#### [PROBLEM TO WORK ON]
Each entry below is to be duplicated verbatim.

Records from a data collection
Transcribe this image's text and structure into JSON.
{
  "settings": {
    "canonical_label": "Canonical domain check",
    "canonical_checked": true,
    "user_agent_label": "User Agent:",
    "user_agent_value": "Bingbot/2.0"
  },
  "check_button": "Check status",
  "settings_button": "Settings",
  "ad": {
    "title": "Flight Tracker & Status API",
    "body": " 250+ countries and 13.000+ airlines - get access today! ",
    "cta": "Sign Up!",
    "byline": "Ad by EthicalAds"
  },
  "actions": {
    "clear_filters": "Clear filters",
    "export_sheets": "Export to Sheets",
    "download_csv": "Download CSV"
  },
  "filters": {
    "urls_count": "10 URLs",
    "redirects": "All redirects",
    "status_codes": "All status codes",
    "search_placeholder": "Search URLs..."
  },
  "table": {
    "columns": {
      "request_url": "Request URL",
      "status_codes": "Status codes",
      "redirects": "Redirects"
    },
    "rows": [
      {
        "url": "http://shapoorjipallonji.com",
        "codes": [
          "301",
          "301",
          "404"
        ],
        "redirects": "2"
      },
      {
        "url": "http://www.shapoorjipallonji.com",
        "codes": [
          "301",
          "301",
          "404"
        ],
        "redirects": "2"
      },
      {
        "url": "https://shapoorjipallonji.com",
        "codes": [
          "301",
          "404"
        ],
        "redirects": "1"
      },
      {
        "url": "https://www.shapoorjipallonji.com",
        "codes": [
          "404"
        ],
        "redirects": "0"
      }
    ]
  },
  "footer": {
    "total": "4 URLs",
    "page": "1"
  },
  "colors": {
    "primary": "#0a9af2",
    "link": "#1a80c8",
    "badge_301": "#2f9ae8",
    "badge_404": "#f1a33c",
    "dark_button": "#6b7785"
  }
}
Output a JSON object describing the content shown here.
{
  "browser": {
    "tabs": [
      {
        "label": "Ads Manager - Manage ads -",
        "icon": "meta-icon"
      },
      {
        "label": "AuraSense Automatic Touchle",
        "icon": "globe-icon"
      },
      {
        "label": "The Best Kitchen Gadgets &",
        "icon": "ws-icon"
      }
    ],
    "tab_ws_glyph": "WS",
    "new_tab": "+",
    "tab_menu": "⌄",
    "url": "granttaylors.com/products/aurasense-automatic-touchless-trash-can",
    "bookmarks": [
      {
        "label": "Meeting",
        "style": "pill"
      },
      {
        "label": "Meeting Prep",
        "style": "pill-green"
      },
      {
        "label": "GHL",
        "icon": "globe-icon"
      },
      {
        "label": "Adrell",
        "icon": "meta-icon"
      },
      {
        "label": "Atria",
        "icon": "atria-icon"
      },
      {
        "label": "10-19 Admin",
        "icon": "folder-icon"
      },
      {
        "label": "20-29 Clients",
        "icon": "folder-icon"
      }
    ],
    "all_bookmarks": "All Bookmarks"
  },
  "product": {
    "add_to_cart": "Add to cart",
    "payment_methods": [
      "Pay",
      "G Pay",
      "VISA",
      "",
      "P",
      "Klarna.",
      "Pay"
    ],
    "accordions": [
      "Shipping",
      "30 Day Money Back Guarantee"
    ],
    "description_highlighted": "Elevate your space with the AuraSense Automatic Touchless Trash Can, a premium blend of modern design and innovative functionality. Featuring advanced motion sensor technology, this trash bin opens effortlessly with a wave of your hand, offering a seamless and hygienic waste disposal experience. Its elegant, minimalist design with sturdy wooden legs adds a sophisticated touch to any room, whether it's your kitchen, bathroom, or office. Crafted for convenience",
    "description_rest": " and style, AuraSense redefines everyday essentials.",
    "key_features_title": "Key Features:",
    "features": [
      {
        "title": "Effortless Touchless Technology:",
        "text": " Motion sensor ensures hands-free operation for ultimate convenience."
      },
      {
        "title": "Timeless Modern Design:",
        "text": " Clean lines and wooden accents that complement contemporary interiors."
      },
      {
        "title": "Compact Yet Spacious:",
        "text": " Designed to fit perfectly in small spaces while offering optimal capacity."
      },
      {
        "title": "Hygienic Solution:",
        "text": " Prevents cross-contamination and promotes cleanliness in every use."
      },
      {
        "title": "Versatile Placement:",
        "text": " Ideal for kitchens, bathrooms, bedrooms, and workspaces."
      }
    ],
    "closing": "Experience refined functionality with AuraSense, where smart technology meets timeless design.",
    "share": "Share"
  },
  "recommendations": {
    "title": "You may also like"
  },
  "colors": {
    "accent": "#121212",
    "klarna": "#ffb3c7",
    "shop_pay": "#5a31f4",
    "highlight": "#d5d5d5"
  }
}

#### [SOLUTION TO THIS EXERCISE]
Transcribe this image's text and structure into JSON.
{
  "settings": {
    "canonical_label": "Canonical domain check",
    "canonical_checked": true,
    "user_agent_label": "User Agent:",
    "user_agent_value": "Bingbot/2.0"
  },
  "check_button": "Check status",
  "settings_button": "Settings",
  "ad": {
    "title": "Flight Tracker & Status API",
    "body": " 250+ countries and 13.000+ airlines - get access today! ",
    "cta": "Sign Up!",
    "byline": "Ad by EthicalAds"
  },
  "actions": {
    "clear_filters": "Clear filters",
    "export_sheets": "Export to Sheets",
    "download_csv": "Download CSV"
  },
  "filters": {
    "urls_count": "10 URLs",
    "redirects": "All redirects",
    "status_codes": "All status codes",
    "search_placeholder": "Search URLs..."
  },
  "table": {
    "columns": {
      "request_url": "Request URL",
      "status_codes": "Status codes",
      "redirects": "Redirects"
    },
    "rows": [
      {
        "url": "http://shapoorjipallonji.com",
        "codes": [
          "301",
          "301",
          "404"
        ],
        "redirects": "2"
      },
      {
        "url": "http://www.shapoorjipallonji.com",
        "codes": [
          "301",
          "301",
          "404"
        ],
        "redirects": "2"
      },
      {
        "url": "https://shapoorjipallonji.com",
        "codes": [
          "301",
          "404"
        ],
        "redirects": "1"
      },
      {
        "url": "https://www.shapoorjipallonji.com",
        "codes": [
          "404"
        ],
        "redirects": "0"
      }
    ]
  },
  "footer": {
    "total": "4 URLs",
    "page": "1"
  },
  "colors": {
    "primary": "#0a9af2",
    "link": "#1a80c8",
    "badge_301": "#2f9ae8",
    "badge_404": "#f1a33c",
    "dark_button": "#6b7785"
  }
}
Output a JSON object describing the content shown here.
{
  "browser": {
    "tabs": [
      {
        "label": "Ads Manager - Manage ads -",
        "icon": "meta-icon"
      },
      {
        "label": "AuraSense Automatic Touchle",
        "icon": "globe-icon"
      },
      {
        "label": "The Best Kitchen Gadgets &",
        "icon": "ws-icon"
      }
    ],
    "tab_ws_glyph": "WS",
    "new_tab": "+",
    "tab_menu": "⌄",
    "url": "granttaylors.com/products/aurasense-automatic-touchless-trash-can",
    "bookmarks": [
      {
        "label": "Meeting",
        "style": "pill"
      },
      {
        "label": "Meeting Prep",
        "style": "pill-green"
      },
      {
        "label": "GHL",
        "icon": "globe-icon"
      },
      {
        "label": "Adrell",
        "icon": "meta-icon"
      },
      {
        "label": "Atria",
        "icon": "atria-icon"
      },
      {
        "label": "10-19 Admin",
        "icon": "folder-icon"
      },
      {
        "label": "20-29 Clients",
        "icon": "folder-icon"
      }
    ],
    "all_bookmarks": "All Bookmarks"
  },
  "product": {
    "add_to_cart": "Add to cart",
    "payment_methods": [
      "Pay",
      "G Pay",
      "VISA",
      "",
      "P",
      "Klarna.",
      "Pay"
    ],
    "accordions": [
      "Shipping",
      "30 Day Money Back Guarantee"
    ],
    "description_highlighted": "Elevate your space with the AuraSense Automatic Touchless Trash Can, a premium blend of modern design and innovative functionality. Featuring advanced motion sensor technology, this trash bin opens effortlessly with a wave of your hand, offering a seamless and hygienic waste disposal experience. Its elegant, minimalist design with sturdy wooden legs adds a sophisticated touch to any room, whether it's your kitchen, bathroom, or office. Crafted for convenience",
    "description_rest": " and style, AuraSense redefines everyday essentials.",
    "key_features_title": "Key Features:",
    "features": [
      {
        "title": "Effortless Touchless Technology:",
        "text": " Motion sensor ensures hands-free operation for ultimate convenience."
      },
      {
        "title": "Timeless Modern Design:",
        "text": " Clean lines and wooden accents that complement contemporary interiors."
      },
      {
        "title": "Compact Yet Spacious:",
        "text": " Designed to fit perfectly in small spaces while offering optimal capacity."
      },
      {
        "title": "Hygienic Solution:",
        "text": " Prevents cross-contamination and promotes cleanliness in every use."
      },
      {
        "title": "Versatile Placement:",
        "text": " Ideal for kitchens, bathrooms, bedrooms, and workspaces."
      }
    ],
    "closing": "Experience refined functionality with AuraSense, where smart technology meets timeless design.",
    "share": "Share"
  },
  "recommendations": {
    "title": "You may also like"
  },
  "colors": {
    "accent": "#121212",
    "klarna": "#ffb3c7",
    "shop_pay": "#5a31f4",
    "highlight": "#d5d5d5"
  }
}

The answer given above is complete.